• **WORK TO DO**: In the records that follow, locate every line with "screenshot" and extract it.

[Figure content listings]

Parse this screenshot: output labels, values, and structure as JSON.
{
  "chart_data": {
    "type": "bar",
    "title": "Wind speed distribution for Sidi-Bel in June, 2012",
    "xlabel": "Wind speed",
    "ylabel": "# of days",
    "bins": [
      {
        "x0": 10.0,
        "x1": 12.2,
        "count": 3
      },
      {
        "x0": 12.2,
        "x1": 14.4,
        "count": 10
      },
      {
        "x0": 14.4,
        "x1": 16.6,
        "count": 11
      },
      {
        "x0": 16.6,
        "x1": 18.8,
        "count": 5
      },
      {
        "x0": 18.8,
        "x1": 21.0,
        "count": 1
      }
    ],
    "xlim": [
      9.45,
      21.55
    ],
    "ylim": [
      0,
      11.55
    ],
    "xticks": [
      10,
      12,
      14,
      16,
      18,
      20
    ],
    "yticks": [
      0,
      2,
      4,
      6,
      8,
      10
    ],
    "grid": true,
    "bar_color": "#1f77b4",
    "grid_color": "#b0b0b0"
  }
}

---

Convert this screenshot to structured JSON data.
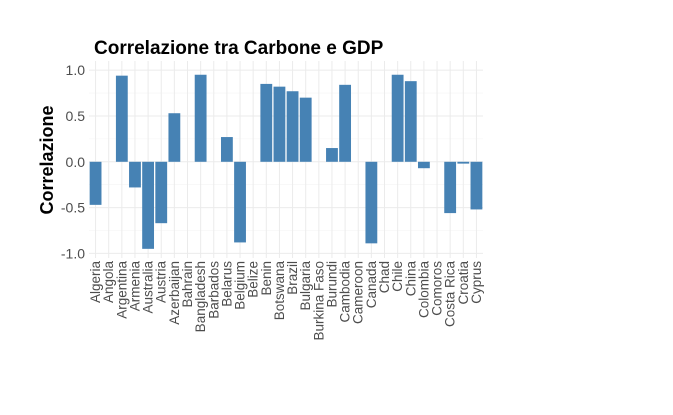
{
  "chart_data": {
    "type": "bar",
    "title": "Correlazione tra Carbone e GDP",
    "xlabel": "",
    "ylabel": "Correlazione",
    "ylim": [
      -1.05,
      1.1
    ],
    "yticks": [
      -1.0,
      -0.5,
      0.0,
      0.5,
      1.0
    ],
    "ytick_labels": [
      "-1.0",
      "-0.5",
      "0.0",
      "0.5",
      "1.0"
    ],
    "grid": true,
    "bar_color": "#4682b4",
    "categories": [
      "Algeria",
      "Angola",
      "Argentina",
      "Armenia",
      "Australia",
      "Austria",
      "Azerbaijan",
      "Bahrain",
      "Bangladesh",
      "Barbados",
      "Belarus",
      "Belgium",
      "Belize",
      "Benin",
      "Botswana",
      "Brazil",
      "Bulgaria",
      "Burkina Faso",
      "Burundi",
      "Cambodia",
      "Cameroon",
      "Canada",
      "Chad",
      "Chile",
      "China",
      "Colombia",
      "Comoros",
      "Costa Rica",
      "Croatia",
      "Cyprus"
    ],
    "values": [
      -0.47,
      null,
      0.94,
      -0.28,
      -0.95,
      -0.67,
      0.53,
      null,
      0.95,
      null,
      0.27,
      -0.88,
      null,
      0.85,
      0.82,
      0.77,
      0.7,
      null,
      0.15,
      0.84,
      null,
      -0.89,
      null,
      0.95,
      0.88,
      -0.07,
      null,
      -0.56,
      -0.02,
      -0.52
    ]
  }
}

---

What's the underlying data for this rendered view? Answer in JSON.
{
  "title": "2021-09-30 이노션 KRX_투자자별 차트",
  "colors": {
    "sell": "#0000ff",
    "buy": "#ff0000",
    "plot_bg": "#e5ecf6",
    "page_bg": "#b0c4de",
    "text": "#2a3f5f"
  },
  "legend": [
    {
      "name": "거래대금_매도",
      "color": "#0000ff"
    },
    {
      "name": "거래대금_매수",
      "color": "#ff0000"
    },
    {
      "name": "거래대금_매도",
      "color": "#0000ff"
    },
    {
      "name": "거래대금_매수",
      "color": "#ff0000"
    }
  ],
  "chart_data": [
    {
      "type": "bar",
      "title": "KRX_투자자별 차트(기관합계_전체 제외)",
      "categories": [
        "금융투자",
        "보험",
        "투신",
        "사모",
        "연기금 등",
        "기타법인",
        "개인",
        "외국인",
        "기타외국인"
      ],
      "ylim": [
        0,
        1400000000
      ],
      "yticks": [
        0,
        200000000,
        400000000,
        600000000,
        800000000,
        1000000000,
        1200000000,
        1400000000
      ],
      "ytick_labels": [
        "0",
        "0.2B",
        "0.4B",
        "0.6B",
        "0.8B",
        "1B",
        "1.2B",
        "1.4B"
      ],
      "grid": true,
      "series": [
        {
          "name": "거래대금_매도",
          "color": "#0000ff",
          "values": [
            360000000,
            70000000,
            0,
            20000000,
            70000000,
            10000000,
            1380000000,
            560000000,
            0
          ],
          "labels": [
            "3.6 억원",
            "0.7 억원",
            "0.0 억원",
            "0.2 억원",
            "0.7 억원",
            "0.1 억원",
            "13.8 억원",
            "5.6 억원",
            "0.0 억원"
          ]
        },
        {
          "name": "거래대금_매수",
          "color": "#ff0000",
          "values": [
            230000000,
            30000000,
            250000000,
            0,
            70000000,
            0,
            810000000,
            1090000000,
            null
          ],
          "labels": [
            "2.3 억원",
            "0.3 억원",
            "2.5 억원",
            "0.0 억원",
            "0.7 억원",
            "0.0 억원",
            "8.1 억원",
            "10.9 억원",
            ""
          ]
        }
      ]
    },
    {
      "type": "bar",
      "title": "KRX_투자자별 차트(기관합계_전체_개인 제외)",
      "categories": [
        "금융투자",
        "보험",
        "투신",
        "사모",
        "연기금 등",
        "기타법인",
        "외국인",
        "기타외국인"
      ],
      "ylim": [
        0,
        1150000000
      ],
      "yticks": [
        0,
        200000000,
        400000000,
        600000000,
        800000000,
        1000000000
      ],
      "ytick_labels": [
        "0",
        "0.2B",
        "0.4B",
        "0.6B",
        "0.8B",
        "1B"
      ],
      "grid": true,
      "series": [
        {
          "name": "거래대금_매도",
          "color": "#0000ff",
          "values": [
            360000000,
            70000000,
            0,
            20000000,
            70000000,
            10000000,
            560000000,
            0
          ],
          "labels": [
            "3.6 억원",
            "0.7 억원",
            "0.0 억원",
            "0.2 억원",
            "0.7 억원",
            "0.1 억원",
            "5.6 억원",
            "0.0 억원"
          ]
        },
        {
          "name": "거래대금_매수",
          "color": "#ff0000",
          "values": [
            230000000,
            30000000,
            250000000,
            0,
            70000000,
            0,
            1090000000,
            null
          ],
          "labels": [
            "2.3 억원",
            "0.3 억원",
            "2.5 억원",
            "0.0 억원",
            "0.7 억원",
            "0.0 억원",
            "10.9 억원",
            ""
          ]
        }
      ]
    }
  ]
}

• **THE OUTPUT**:
Parse this screenshot: output labels, values, and structure as JSON.
Convert this screenshot to structured JSON data.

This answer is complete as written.